** WORK INSTRUCTIONS **
Write out the listing below exactly, and omit any images you find in it.

** RECORD EXCERPTS **
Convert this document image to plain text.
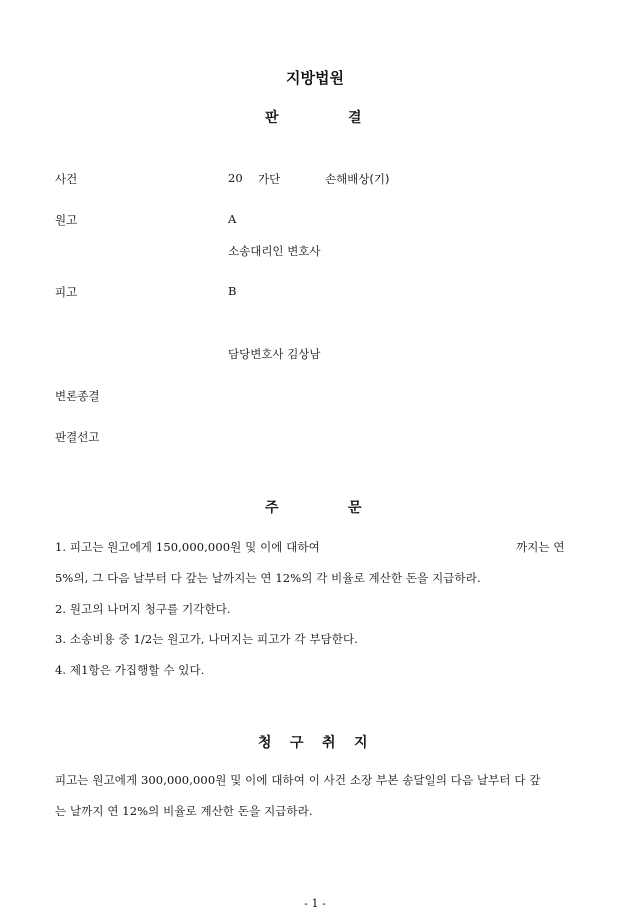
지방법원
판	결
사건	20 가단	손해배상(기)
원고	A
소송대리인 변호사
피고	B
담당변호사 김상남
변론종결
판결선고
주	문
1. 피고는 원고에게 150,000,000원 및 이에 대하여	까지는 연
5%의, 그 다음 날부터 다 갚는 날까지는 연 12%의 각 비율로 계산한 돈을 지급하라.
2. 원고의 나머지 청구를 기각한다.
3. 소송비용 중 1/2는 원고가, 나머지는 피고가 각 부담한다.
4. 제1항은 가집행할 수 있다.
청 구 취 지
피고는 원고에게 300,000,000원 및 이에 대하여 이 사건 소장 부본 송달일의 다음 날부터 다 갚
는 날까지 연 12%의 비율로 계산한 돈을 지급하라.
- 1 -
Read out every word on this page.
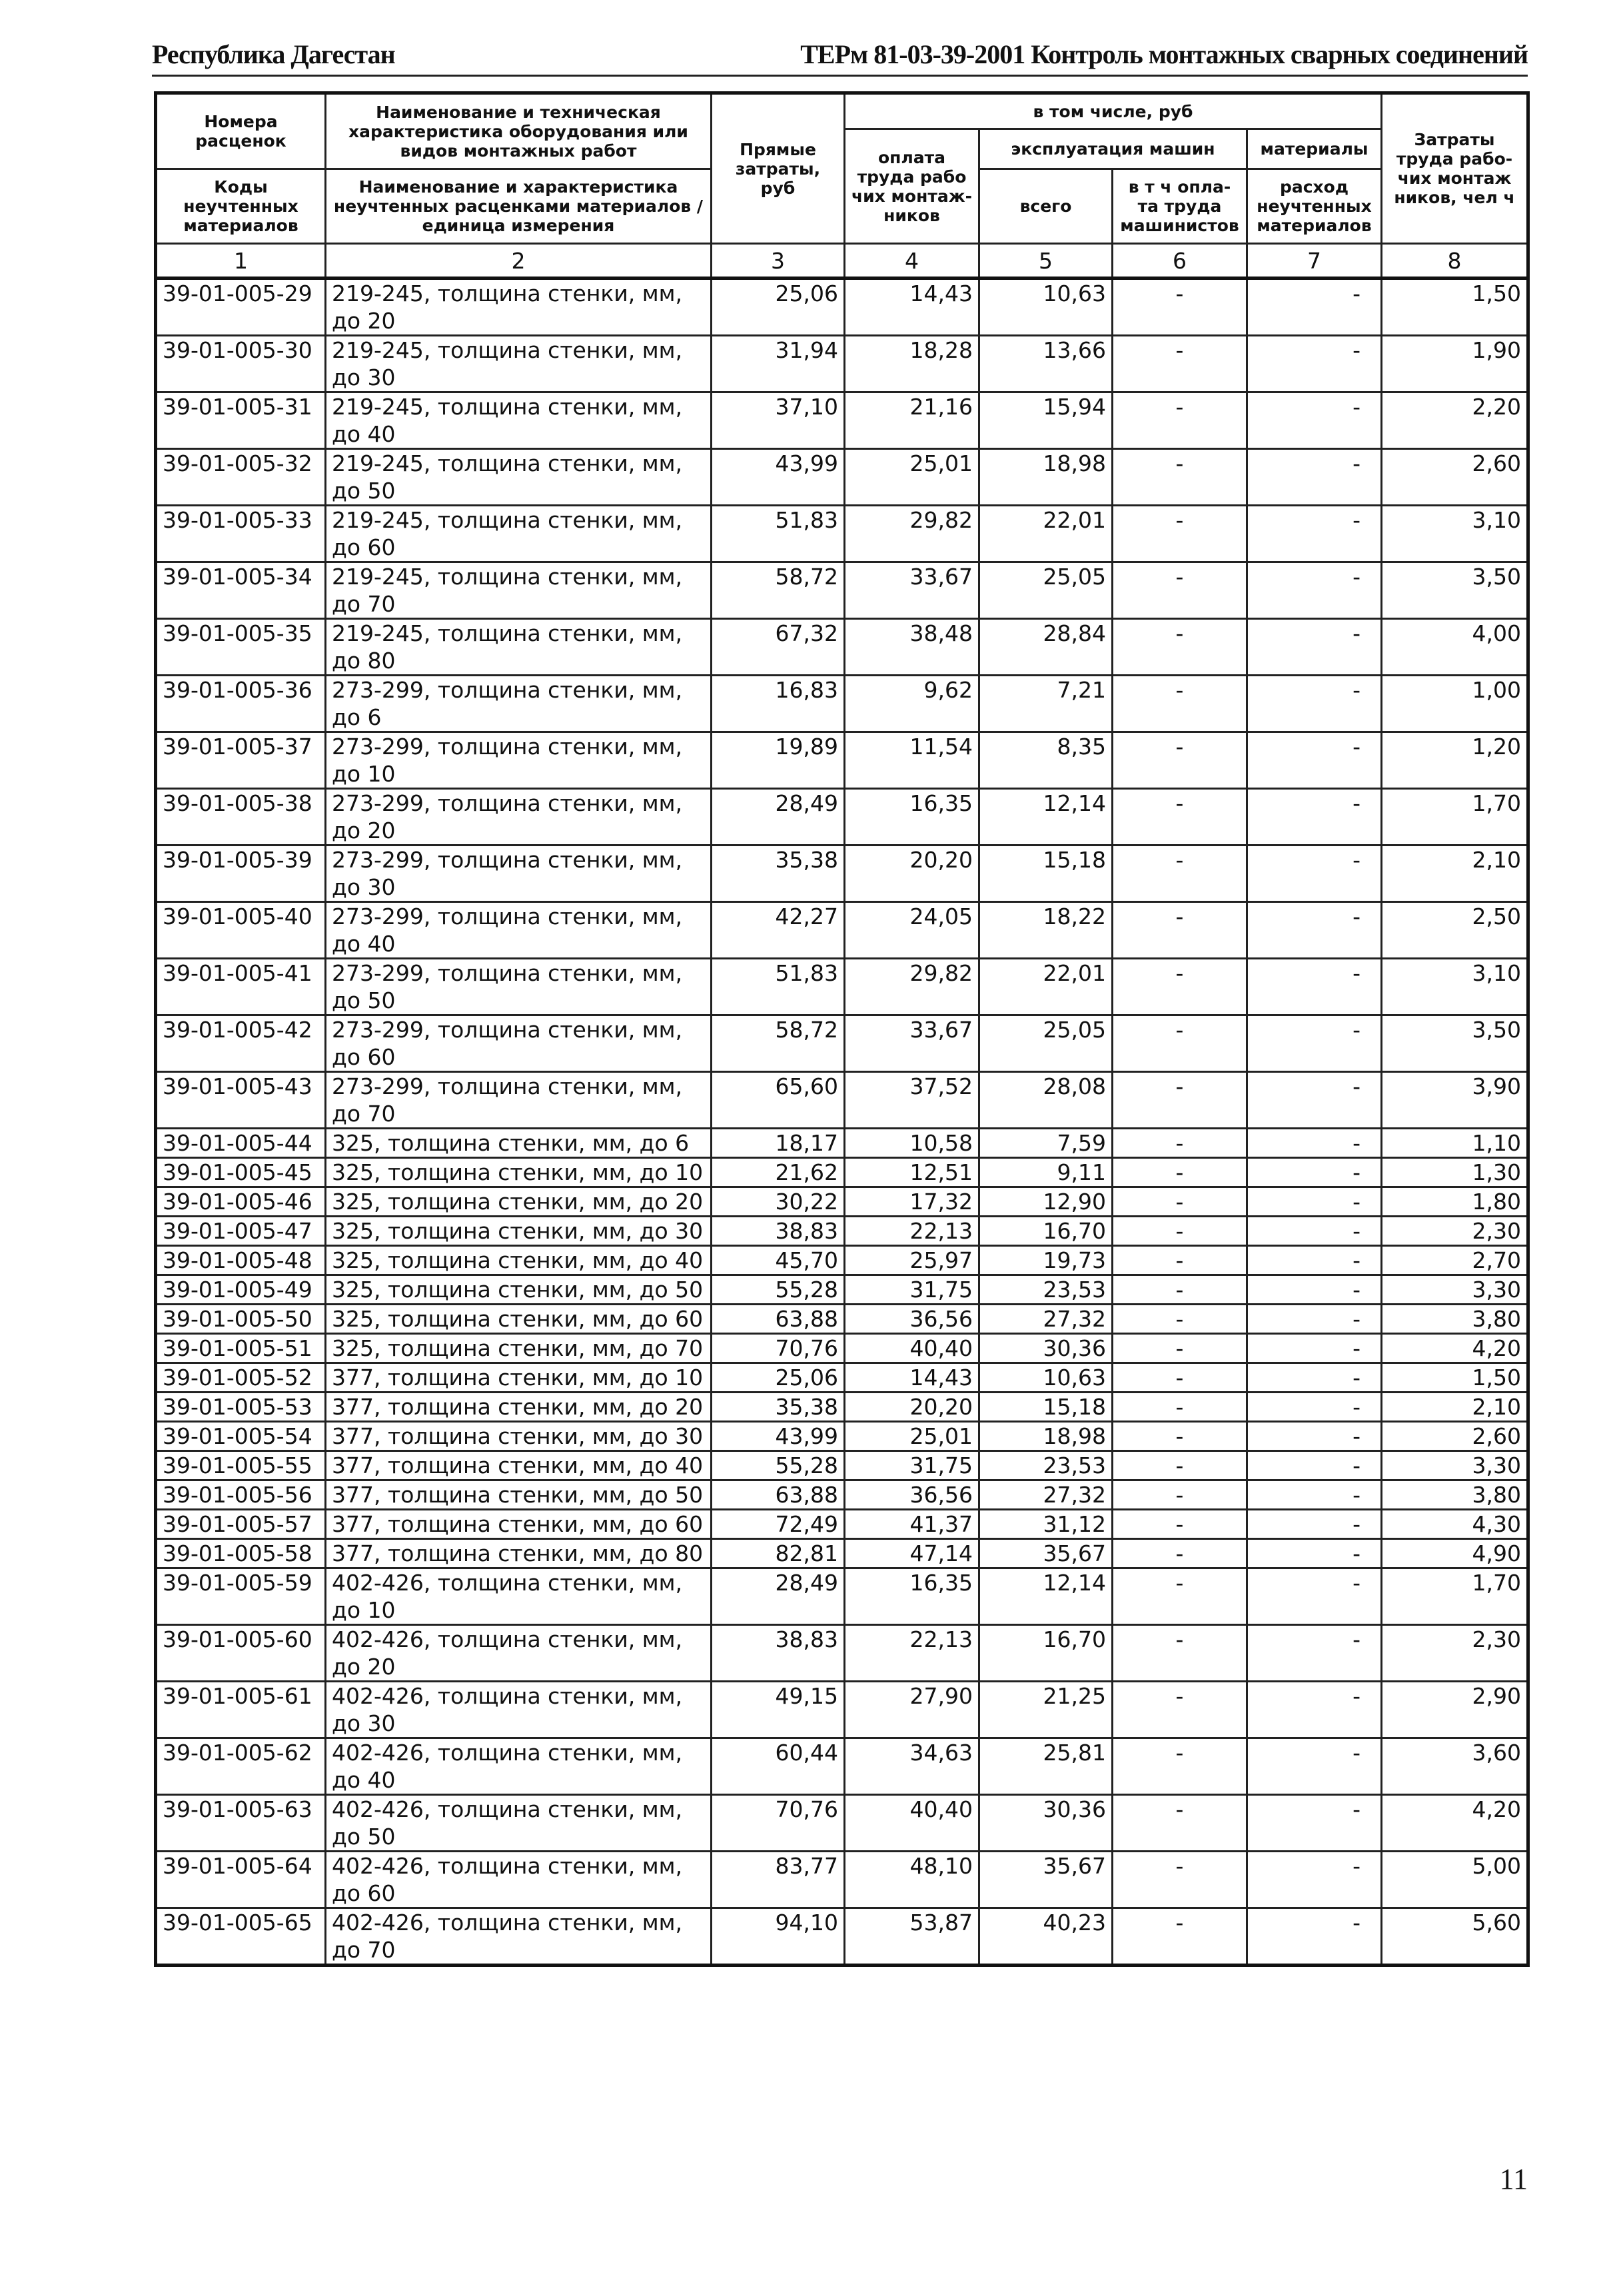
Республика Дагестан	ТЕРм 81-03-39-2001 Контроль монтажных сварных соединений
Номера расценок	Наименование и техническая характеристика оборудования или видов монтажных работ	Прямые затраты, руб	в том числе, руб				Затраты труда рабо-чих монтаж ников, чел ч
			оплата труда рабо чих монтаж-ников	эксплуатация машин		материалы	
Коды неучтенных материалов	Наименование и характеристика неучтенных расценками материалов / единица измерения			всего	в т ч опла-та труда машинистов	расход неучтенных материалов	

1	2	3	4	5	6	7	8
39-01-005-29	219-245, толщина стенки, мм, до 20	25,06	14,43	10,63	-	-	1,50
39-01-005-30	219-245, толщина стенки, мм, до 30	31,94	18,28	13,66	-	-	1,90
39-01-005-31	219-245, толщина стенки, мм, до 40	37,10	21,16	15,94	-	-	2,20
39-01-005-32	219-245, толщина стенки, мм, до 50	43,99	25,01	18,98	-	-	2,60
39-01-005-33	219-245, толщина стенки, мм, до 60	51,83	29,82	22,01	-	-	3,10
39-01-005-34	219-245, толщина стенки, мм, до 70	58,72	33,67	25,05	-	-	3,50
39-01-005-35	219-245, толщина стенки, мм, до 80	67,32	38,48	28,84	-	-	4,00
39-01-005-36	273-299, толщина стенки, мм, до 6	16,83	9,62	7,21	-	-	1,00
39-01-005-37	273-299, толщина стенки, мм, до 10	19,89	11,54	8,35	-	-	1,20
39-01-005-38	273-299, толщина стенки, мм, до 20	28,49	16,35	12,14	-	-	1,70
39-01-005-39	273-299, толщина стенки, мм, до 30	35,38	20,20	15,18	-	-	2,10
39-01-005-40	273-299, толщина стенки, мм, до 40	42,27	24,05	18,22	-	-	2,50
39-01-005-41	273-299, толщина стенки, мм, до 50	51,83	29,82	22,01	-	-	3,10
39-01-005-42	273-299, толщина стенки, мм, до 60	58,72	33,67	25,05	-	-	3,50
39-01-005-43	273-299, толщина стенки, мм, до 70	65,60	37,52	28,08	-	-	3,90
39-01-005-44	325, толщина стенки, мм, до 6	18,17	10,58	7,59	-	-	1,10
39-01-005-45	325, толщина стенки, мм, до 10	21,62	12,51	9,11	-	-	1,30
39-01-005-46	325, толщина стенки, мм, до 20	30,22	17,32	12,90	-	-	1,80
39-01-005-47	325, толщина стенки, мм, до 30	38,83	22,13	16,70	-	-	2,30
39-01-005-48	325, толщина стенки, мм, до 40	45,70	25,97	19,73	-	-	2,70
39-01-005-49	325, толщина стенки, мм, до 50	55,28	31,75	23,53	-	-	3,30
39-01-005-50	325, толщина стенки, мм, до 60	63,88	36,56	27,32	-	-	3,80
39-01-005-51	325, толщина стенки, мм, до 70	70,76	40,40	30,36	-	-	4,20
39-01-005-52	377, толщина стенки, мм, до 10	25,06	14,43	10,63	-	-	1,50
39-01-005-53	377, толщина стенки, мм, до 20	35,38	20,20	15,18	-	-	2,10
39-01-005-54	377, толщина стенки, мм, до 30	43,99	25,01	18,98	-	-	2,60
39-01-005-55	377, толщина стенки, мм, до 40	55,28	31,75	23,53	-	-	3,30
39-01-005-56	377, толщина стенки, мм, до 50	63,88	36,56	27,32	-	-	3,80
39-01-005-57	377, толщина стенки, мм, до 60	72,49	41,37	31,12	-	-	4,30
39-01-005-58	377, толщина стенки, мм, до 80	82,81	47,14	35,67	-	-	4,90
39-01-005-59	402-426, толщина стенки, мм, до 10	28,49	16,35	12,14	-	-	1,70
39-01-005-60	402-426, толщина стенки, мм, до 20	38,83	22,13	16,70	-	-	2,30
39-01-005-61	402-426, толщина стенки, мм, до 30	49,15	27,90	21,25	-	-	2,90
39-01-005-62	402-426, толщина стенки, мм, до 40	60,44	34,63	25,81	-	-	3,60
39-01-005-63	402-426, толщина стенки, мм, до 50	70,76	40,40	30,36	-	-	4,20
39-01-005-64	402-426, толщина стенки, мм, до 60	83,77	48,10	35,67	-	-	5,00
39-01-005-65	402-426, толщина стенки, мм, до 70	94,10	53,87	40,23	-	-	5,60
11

** EXERCISE RESPONSE **
Convert this document image to plain text.
지방법원
판	결
사건	20 가단	손해배상(기)
원고	A
소송대리인 변호사
피고	B
담당변호사 김상남
변론종결
판결선고
주	문
1. 피고는 원고에게 150,000,000원 및 이에 대하여	까지는 연
5%의, 그 다음 날부터 다 갚는 날까지는 연 12%의 각 비율로 계산한 돈을 지급하라.
2. 원고의 나머지 청구를 기각한다.
3. 소송비용 중 1/2는 원고가, 나머지는 피고가 각 부담한다.
4. 제1항은 가집행할 수 있다.
청 구 취 지
피고는 원고에게 300,000,000원 및 이에 대하여 이 사건 소장 부본 송달일의 다음 날부터 다 갚
는 날까지 연 12%의 비율로 계산한 돈을 지급하라.
- 1 -
Read out every word on this page.
Республика Дагестан	ТЕРм 81-03-39-2001 Контроль монтажных сварных соединений
Номера расценок	Наименование и техническая характеристика оборудования или видов монтажных работ	Прямые затраты, руб	в том числе, руб				Затраты труда рабо-чих монтаж ников, чел ч
			оплата труда рабо чих монтаж-ников	эксплуатация машин		материалы	
Коды неучтенных материалов	Наименование и характеристика неучтенных расценками материалов / единица измерения			всего	в т ч опла-та труда машинистов	расход неучтенных материалов	

1	2	3	4	5	6	7	8
39-01-005-29	219-245, толщина стенки, мм, до 20	25,06	14,43	10,63	-	-	1,50
39-01-005-30	219-245, толщина стенки, мм, до 30	31,94	18,28	13,66	-	-	1,90
39-01-005-31	219-245, толщина стенки, мм, до 40	37,10	21,16	15,94	-	-	2,20
39-01-005-32	219-245, толщина стенки, мм, до 50	43,99	25,01	18,98	-	-	2,60
39-01-005-33	219-245, толщина стенки, мм, до 60	51,83	29,82	22,01	-	-	3,10
39-01-005-34	219-245, толщина стенки, мм, до 70	58,72	33,67	25,05	-	-	3,50
39-01-005-35	219-245, толщина стенки, мм, до 80	67,32	38,48	28,84	-	-	4,00
39-01-005-36	273-299, толщина стенки, мм, до 6	16,83	9,62	7,21	-	-	1,00
39-01-005-37	273-299, толщина стенки, мм, до 10	19,89	11,54	8,35	-	-	1,20
39-01-005-38	273-299, толщина стенки, мм, до 20	28,49	16,35	12,14	-	-	1,70
39-01-005-39	273-299, толщина стенки, мм, до 30	35,38	20,20	15,18	-	-	2,10
39-01-005-40	273-299, толщина стенки, мм, до 40	42,27	24,05	18,22	-	-	2,50
39-01-005-41	273-299, толщина стенки, мм, до 50	51,83	29,82	22,01	-	-	3,10
39-01-005-42	273-299, толщина стенки, мм, до 60	58,72	33,67	25,05	-	-	3,50
39-01-005-43	273-299, толщина стенки, мм, до 70	65,60	37,52	28,08	-	-	3,90
39-01-005-44	325, толщина стенки, мм, до 6	18,17	10,58	7,59	-	-	1,10
39-01-005-45	325, толщина стенки, мм, до 10	21,62	12,51	9,11	-	-	1,30
39-01-005-46	325, толщина стенки, мм, до 20	30,22	17,32	12,90	-	-	1,80
39-01-005-47	325, толщина стенки, мм, до 30	38,83	22,13	16,70	-	-	2,30
39-01-005-48	325, толщина стенки, мм, до 40	45,70	25,97	19,73	-	-	2,70
39-01-005-49	325, толщина стенки, мм, до 50	55,28	31,75	23,53	-	-	3,30
39-01-005-50	325, толщина стенки, мм, до 60	63,88	36,56	27,32	-	-	3,80
39-01-005-51	325, толщина стенки, мм, до 70	70,76	40,40	30,36	-	-	4,20
39-01-005-52	377, толщина стенки, мм, до 10	25,06	14,43	10,63	-	-	1,50
39-01-005-53	377, толщина стенки, мм, до 20	35,38	20,20	15,18	-	-	2,10
39-01-005-54	377, толщина стенки, мм, до 30	43,99	25,01	18,98	-	-	2,60
39-01-005-55	377, толщина стенки, мм, до 40	55,28	31,75	23,53	-	-	3,30
39-01-005-56	377, толщина стенки, мм, до 50	63,88	36,56	27,32	-	-	3,80
39-01-005-57	377, толщина стенки, мм, до 60	72,49	41,37	31,12	-	-	4,30
39-01-005-58	377, толщина стенки, мм, до 80	82,81	47,14	35,67	-	-	4,90
39-01-005-59	402-426, толщина стенки, мм, до 10	28,49	16,35	12,14	-	-	1,70
39-01-005-60	402-426, толщина стенки, мм, до 20	38,83	22,13	16,70	-	-	2,30
39-01-005-61	402-426, толщина стенки, мм, до 30	49,15	27,90	21,25	-	-	2,90
39-01-005-62	402-426, толщина стенки, мм, до 40	60,44	34,63	25,81	-	-	3,60
39-01-005-63	402-426, толщина стенки, мм, до 50	70,76	40,40	30,36	-	-	4,20
39-01-005-64	402-426, толщина стенки, мм, до 60	83,77	48,10	35,67	-	-	5,00
39-01-005-65	402-426, толщина стенки, мм, до 70	94,10	53,87	40,23	-	-	5,60
11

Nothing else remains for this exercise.